◆ DOCUMENT EXCERPT
Sky News: One Family, One Dog Policy For Shanghai

This may seem extreme but, to play Devil's Advocate for a moment, in the long run is this a bad thing? I know rescues may now be inundated with dogs no longer legal to keep, but aren't they inundated now anyway?

Can you envisage the problems this might solve in years to come?  Or is it simply unthinkable to be forced to only have one dog in the family?

Food for thought and perhaps discussion?

The Dog that Bites...

I wanted to write something to contribute to the US Dog Bite Prevention Week but wanted to represent The Dog somehow without making it sound like a Disney script.

I've spent my life around dogs, learning about them, learning from them, with them; for them.  I've felt an empathy and affinity for dogs for as long as I can remember and in the short periods of my life that I have lived without them I have felt incomplete.

So when I know a dog is about to bite, I don't just see the behaviour, I feel the emotion vicariously.  I feel the conflict, the fear, the intent, the desire to repel whatever stimulus is causing the dog's distress, because it IS distress, most definitely, in the pet dog that feels the need to bite. 

I spend much of my time educating owners in how to read their dogs better. To develop more empathy for them by seeing the world through their eyes and feeling it with emotions equally as powerful as our own.

When I see a dog growling and / or freezing in front of someone I ask myself what is that person doing to put the dog in this emotional state?  I ask myself just what is the dog's expected outcome here? Why does he have an expected outcome?  What has happened in this dog's history that is making him feel so concerned about the presence of a human that illicits such a hugely emotional response?

I'm sure there are many others who feel this, but unfortunately it doesn't seem to be the owners of dogs.  How do we change that?

Wednesday 11 May 2011

Don't Switch Off!

During our Walk Club we find lots of places to stop under a shady tree and chill out.

Scampi, Sticky and Ralph are demonstrating how easy it is to slip some training into a nice walk in the park.

If you can do exercises like a Down-Stay in an environment like the park with lots of distractions, you can do them anywhere.

So often I see people and their dogs taking two completely different walks; the owner on the phone or deep in thought, and their dog trotting around them but so far away doing their own thing, each switched-off from each other.

Don't switch off from your dog when you're out on a walk. Learn to enjoy their company like you would an old friend you haven't seen in ages. Look at the world through their eyes and share the sheer joy they feel at just being out in the fresh air. Get excited to find a discarded tennis ball or a cricket chirruping in the long grass and call your dog over to show them what you've found!  Chill out under a shady tree together and practice your Down-Stay together.

You never know, you might just enjoy 'being a Dog' with your dog for a while!

◆ REQUIREMENT
Copy the dog blog excerpt above word for word, from "Food for thought" up to and including "a Disney script.".

◆ DATA PROVIDED
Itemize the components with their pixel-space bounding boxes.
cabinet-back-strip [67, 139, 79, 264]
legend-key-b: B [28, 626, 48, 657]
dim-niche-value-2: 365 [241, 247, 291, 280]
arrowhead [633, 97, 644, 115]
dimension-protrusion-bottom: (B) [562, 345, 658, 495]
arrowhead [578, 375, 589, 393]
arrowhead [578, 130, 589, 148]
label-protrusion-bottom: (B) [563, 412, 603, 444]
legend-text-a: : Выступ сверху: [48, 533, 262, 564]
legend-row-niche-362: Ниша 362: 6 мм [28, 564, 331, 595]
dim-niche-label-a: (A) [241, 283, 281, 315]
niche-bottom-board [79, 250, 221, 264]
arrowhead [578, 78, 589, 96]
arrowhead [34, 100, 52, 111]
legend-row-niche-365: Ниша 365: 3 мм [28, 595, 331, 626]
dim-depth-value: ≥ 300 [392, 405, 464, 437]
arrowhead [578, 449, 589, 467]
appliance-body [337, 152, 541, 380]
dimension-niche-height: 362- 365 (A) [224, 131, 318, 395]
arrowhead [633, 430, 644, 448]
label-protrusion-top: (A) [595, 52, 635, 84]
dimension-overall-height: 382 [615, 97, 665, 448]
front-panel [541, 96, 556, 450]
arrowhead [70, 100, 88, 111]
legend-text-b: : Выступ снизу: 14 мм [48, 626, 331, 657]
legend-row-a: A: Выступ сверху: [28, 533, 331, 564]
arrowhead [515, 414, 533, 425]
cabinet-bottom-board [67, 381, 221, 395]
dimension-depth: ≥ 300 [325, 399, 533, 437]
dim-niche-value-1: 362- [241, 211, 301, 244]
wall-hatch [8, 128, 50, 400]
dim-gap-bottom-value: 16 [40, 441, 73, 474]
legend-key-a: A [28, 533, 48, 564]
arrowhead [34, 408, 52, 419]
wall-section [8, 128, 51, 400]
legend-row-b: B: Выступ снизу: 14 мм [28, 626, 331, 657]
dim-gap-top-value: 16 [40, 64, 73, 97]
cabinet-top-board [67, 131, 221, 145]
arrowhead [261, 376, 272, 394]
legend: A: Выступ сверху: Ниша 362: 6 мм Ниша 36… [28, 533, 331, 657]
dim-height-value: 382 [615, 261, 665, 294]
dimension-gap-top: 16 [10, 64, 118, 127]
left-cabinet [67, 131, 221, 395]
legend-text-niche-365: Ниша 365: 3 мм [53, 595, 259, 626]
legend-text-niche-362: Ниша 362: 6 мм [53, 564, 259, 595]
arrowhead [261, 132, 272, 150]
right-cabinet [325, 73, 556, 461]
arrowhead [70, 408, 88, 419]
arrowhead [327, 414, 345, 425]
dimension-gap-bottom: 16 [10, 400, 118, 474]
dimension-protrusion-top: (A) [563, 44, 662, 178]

◆ ANSWER AREA
Food for thought and perhaps discussion?

The Dog that Bites...

I wanted to write something to contribute to the US Dog Bite Prevention Week but wanted to represent The Dog somehow without making it sound like a Disney script.